SHORT TASK -> Reply with one number: the count of lines in the listing that contain the string "XIII".

Begin

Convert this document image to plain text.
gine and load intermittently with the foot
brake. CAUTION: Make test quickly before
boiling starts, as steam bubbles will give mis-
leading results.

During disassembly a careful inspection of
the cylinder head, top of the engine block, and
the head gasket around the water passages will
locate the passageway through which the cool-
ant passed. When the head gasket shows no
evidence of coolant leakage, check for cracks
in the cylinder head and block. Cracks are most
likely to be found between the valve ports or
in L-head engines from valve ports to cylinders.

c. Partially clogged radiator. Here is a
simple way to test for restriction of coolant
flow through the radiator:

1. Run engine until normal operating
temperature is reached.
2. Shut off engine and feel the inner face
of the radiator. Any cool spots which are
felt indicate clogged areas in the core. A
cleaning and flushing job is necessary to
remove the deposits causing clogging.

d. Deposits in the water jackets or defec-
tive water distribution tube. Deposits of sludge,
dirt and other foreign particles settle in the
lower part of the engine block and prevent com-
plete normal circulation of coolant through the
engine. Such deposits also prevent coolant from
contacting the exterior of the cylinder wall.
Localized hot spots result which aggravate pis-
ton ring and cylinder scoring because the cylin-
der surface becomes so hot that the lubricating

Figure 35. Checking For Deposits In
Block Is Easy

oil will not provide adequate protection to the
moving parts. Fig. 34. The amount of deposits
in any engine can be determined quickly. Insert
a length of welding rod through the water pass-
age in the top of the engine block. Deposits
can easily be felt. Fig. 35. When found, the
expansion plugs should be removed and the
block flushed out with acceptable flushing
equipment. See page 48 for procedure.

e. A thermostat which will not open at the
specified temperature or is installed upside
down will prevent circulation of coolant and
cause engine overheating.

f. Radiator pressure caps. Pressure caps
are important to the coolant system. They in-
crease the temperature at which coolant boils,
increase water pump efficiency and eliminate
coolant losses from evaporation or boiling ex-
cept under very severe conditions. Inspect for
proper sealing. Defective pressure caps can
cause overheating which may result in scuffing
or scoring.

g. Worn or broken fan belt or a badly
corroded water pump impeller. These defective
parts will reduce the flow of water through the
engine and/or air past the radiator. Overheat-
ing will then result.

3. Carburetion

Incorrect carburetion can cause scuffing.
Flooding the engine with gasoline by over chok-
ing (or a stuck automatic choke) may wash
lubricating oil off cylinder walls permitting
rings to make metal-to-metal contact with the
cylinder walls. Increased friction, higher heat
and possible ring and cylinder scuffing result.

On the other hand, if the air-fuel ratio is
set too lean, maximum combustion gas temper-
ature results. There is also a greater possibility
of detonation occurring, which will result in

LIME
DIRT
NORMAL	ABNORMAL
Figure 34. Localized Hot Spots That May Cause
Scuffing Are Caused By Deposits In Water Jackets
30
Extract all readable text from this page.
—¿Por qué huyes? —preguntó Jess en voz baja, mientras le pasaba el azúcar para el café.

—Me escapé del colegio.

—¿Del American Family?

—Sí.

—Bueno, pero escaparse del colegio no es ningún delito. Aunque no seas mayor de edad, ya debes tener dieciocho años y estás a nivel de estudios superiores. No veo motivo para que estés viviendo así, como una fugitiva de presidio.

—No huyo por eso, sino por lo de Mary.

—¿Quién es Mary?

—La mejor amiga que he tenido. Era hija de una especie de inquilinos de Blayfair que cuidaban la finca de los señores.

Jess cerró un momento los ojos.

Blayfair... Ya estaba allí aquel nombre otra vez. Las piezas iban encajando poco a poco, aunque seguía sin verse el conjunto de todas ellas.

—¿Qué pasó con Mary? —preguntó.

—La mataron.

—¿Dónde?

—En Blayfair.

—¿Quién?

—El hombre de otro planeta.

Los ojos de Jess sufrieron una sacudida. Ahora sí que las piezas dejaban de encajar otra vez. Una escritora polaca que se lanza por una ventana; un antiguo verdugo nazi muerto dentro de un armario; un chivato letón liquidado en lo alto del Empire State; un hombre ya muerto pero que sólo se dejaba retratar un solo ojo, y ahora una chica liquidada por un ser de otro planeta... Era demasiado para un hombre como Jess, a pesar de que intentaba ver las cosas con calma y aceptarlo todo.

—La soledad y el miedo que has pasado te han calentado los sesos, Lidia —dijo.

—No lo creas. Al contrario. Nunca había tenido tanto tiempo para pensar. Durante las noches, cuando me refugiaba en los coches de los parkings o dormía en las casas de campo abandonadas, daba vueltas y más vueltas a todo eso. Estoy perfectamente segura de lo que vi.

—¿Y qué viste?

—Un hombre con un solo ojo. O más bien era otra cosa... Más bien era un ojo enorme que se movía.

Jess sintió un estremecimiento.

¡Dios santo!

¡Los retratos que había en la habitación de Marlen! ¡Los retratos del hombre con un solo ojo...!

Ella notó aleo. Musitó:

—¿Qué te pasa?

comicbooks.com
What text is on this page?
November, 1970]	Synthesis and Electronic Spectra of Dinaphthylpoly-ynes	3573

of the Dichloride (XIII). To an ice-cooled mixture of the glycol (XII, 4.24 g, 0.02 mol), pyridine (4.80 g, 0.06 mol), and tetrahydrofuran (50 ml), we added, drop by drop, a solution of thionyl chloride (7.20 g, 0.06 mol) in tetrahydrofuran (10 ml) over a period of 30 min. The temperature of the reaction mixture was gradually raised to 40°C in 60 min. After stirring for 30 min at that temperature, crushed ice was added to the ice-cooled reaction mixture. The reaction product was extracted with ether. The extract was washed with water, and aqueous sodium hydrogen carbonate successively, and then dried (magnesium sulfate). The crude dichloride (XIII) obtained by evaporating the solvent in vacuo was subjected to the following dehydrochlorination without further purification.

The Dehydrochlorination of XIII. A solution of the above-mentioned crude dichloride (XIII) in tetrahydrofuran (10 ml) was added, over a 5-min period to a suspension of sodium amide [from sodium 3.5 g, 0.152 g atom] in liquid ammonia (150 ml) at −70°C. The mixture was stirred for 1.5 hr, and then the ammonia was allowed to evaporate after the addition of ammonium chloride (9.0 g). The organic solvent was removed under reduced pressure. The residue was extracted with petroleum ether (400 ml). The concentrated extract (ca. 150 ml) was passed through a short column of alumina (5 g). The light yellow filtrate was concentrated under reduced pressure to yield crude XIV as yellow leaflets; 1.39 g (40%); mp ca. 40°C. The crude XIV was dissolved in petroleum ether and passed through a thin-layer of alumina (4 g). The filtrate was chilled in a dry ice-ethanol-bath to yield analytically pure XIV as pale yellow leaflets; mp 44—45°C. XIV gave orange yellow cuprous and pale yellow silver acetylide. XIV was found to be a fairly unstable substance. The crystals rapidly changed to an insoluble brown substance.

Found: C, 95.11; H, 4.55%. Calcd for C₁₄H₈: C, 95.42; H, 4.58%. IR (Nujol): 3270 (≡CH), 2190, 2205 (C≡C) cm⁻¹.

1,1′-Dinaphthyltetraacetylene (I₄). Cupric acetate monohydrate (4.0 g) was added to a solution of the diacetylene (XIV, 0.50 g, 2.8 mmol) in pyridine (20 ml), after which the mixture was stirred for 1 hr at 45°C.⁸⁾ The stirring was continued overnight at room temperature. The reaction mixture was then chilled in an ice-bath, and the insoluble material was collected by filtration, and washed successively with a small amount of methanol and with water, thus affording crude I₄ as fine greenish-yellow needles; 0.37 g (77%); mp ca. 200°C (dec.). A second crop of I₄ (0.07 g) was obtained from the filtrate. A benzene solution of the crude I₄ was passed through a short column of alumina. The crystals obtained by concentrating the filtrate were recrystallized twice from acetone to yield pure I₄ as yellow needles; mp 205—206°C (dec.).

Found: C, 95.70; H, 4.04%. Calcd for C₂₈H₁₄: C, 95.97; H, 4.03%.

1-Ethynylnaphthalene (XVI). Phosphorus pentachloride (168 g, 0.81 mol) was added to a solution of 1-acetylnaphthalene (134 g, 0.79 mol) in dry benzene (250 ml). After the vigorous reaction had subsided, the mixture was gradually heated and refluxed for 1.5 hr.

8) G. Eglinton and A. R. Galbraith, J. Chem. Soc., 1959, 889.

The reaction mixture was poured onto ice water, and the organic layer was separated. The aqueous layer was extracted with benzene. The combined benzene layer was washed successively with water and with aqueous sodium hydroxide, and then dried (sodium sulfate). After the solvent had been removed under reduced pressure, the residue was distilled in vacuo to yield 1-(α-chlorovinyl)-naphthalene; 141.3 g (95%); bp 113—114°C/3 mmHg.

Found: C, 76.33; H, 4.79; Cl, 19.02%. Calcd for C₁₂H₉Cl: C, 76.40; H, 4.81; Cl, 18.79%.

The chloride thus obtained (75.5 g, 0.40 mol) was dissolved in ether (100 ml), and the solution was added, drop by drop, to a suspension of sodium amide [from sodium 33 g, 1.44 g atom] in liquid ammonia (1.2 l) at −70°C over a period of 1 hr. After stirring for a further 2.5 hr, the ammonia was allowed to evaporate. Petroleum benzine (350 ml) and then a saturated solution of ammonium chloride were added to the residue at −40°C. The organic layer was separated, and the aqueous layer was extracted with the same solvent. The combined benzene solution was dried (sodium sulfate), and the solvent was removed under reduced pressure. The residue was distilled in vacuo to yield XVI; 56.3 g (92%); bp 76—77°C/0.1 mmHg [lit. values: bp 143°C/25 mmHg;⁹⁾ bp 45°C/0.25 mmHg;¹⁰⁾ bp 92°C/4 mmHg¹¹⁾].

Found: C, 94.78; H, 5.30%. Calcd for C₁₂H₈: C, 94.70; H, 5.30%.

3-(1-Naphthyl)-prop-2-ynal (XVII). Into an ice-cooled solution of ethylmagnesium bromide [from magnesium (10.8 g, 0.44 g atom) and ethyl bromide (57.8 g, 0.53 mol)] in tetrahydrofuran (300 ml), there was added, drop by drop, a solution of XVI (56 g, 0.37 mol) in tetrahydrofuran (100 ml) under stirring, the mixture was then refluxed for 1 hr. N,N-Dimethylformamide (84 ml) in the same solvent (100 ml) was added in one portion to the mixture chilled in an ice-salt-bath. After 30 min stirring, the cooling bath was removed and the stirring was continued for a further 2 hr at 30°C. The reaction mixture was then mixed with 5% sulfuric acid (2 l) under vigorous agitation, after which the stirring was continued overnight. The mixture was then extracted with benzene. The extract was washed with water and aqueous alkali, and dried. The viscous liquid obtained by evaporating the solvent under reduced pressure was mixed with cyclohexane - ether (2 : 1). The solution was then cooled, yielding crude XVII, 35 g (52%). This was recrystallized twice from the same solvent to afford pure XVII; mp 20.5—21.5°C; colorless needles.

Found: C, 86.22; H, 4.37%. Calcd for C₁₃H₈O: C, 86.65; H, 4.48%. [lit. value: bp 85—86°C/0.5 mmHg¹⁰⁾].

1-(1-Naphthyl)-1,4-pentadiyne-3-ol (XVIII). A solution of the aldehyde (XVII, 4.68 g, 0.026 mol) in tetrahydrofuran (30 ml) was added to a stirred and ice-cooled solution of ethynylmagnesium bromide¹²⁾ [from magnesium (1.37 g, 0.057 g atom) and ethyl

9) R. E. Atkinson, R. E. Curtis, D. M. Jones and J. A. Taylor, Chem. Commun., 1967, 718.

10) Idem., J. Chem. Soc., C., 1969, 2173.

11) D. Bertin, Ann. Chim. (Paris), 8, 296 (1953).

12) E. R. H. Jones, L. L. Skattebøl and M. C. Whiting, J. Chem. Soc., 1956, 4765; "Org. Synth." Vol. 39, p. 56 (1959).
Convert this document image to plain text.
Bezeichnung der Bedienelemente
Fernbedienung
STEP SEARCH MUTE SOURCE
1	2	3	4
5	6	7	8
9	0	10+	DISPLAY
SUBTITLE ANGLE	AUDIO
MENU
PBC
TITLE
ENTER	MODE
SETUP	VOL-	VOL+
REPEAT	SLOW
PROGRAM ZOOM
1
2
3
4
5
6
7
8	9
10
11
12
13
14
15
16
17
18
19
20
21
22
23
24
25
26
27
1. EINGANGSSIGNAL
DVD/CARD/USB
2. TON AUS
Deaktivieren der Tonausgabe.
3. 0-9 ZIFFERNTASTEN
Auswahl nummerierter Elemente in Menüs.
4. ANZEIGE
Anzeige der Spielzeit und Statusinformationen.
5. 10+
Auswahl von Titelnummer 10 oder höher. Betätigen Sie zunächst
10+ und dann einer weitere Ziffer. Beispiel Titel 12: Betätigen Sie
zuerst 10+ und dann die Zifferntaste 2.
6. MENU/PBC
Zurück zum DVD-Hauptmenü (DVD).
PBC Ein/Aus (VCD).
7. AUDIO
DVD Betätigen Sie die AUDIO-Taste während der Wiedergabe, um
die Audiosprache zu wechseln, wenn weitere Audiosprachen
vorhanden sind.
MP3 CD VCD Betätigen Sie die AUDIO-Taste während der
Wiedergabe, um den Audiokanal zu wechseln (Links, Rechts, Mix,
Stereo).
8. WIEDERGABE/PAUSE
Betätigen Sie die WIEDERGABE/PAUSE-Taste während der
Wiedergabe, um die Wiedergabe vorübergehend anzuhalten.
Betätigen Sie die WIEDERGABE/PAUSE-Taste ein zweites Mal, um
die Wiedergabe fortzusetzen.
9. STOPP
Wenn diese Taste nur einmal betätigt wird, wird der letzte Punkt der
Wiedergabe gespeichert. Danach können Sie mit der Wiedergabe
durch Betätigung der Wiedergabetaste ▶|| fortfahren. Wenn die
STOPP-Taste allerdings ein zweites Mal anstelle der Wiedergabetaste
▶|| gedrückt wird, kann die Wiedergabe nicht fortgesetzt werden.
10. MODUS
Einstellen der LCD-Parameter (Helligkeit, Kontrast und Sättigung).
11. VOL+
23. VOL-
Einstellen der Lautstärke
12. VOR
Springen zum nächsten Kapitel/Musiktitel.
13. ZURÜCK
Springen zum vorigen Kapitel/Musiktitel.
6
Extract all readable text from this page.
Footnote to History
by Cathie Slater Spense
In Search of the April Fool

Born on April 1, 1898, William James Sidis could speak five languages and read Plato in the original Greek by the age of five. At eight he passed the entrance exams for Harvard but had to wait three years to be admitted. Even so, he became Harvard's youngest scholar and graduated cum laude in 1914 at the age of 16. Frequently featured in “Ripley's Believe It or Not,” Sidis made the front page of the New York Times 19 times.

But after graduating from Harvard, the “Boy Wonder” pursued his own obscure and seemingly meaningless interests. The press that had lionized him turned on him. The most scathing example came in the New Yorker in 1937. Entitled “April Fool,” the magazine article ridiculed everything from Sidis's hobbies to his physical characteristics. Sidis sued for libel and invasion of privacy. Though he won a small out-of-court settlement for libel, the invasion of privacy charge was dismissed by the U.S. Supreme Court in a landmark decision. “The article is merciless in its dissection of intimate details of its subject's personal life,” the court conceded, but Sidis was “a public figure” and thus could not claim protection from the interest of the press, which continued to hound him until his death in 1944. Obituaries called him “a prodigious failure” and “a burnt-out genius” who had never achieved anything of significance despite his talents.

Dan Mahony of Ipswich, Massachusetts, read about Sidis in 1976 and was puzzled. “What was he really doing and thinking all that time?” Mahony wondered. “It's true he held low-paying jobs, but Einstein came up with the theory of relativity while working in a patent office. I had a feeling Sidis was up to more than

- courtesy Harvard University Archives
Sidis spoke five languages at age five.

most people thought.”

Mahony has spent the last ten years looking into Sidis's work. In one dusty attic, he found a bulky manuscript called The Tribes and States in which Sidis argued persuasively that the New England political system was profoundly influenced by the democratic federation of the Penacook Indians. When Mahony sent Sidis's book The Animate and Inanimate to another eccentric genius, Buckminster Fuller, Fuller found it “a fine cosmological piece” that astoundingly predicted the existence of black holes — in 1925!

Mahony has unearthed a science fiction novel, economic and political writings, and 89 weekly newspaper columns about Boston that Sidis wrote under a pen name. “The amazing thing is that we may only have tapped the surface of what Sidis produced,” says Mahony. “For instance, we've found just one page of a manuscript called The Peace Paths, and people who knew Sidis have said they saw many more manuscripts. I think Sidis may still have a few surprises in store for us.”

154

End

EXERCISE SOLUTION -> 2